> Information supplied
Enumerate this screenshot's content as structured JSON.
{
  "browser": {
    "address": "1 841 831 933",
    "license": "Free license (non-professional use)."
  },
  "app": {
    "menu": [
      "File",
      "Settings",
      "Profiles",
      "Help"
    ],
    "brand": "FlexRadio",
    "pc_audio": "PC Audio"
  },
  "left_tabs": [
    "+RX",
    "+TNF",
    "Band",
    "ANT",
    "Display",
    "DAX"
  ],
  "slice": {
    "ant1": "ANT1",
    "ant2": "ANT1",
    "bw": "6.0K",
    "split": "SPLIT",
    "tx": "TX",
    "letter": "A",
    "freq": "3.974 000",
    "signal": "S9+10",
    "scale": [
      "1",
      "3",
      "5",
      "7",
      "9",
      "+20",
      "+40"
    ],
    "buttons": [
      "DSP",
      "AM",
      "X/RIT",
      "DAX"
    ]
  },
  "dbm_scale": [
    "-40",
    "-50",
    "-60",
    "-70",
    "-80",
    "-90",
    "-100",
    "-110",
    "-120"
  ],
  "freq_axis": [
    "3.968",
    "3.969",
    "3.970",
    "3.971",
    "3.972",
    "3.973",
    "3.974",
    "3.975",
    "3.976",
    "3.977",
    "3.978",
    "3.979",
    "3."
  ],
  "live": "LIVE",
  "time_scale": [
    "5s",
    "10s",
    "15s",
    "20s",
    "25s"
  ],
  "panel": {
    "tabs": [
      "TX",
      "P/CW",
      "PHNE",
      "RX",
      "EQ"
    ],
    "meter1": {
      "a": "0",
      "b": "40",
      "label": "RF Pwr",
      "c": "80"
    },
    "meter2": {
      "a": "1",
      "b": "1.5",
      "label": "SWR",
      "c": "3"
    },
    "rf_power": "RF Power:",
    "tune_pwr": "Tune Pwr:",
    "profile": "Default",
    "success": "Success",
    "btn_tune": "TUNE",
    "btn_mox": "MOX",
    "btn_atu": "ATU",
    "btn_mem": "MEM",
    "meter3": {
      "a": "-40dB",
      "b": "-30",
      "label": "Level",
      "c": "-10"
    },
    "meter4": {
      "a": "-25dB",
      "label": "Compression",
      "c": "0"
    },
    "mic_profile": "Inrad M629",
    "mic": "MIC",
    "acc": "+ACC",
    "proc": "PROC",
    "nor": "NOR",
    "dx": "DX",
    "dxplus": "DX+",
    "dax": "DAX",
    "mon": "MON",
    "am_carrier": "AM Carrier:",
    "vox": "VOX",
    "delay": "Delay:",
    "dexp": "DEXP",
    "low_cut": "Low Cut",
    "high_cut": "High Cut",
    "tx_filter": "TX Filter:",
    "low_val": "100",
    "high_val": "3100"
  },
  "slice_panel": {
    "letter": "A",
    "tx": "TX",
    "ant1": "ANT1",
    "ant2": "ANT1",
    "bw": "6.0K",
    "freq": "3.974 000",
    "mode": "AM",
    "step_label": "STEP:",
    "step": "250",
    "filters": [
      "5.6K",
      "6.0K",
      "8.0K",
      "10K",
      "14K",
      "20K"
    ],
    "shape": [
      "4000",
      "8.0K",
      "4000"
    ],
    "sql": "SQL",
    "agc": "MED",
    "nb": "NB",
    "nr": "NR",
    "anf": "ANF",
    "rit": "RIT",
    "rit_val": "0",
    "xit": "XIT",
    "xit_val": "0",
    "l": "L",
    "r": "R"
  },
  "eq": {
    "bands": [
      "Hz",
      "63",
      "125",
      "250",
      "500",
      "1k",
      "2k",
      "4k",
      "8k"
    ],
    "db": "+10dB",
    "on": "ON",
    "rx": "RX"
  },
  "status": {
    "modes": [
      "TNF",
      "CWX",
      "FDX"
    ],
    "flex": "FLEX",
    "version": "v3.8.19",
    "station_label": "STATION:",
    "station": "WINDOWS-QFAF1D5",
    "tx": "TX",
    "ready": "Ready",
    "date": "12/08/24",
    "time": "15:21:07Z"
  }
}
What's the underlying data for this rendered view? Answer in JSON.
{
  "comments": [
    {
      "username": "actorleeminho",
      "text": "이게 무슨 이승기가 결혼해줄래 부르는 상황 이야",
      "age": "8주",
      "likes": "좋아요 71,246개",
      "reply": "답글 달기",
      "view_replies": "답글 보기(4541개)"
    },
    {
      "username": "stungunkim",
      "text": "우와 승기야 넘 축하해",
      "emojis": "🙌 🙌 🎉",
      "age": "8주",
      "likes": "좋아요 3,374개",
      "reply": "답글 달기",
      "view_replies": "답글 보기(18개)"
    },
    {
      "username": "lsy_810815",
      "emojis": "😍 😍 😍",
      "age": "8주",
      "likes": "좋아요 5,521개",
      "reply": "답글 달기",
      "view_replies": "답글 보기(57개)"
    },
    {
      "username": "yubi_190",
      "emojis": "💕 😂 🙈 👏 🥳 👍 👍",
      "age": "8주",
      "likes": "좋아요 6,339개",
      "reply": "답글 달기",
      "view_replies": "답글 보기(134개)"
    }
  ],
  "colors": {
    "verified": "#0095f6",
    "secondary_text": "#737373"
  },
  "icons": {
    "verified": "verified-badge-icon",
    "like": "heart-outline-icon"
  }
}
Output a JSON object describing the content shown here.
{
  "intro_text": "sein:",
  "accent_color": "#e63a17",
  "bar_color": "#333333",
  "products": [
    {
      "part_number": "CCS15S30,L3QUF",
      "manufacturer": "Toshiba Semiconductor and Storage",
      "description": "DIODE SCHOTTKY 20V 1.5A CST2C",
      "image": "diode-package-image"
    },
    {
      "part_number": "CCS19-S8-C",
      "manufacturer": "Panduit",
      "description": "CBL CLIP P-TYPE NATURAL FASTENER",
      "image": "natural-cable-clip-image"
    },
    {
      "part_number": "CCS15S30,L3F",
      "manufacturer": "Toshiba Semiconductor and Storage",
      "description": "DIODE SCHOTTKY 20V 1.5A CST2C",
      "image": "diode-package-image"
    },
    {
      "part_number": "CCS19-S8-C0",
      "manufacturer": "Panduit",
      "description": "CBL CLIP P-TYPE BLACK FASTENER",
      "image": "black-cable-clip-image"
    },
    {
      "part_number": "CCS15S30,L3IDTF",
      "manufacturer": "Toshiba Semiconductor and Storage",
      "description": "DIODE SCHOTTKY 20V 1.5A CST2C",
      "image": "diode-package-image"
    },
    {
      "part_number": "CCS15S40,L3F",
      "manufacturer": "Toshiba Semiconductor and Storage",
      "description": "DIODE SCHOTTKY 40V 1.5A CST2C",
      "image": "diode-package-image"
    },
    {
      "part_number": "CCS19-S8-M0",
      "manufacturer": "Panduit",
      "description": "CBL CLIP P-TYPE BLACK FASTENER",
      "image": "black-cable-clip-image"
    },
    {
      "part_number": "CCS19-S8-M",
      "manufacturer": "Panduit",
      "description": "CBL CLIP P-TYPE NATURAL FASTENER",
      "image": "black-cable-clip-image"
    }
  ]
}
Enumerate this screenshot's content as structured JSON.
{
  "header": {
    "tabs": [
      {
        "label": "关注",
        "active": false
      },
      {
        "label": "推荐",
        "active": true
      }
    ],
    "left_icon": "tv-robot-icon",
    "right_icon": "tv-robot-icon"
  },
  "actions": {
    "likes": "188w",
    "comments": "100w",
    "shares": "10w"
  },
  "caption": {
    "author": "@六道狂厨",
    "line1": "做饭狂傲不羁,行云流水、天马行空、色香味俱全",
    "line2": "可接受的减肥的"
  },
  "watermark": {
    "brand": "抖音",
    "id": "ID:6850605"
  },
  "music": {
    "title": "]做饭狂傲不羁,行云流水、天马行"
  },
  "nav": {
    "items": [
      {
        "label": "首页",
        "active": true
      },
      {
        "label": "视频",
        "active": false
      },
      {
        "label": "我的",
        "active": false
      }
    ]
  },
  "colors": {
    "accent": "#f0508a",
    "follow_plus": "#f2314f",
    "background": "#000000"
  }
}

> What you have to do
From the listing above, copy every line that includes the word "robot".

> Response
    "left_icon": "tv-robot-icon",
    "right_icon": "tv-robot-icon"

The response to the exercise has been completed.